* BEGIN *

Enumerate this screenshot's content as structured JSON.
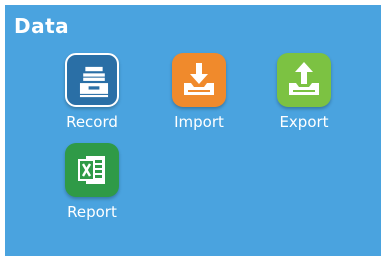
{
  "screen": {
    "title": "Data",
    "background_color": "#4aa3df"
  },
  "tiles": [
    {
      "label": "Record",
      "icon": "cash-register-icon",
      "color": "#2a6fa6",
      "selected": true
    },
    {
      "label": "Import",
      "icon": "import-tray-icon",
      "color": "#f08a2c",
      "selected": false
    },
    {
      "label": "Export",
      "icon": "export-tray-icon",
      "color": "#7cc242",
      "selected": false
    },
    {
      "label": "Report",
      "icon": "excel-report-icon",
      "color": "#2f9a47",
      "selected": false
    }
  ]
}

* END *
* BEGIN *

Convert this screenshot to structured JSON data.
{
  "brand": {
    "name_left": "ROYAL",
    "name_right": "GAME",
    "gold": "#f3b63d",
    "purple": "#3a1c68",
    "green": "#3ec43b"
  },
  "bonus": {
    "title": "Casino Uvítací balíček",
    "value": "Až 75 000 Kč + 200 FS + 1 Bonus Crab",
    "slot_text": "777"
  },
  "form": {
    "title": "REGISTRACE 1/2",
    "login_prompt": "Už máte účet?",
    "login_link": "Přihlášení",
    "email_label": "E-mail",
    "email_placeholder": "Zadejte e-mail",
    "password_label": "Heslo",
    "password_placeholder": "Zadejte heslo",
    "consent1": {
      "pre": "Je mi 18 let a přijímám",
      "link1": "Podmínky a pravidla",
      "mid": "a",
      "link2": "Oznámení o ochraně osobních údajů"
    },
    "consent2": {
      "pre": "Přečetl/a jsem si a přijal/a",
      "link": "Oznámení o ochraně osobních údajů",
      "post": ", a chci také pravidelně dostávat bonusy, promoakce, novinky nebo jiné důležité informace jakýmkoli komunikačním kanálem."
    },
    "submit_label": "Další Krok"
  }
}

* END *

Find the word "osobních" in the data and show each line that holds it.

      "link2": "Oznámení o ochraně osobních údajů"
      "link": "Oznámení o ochraně osobních údajů",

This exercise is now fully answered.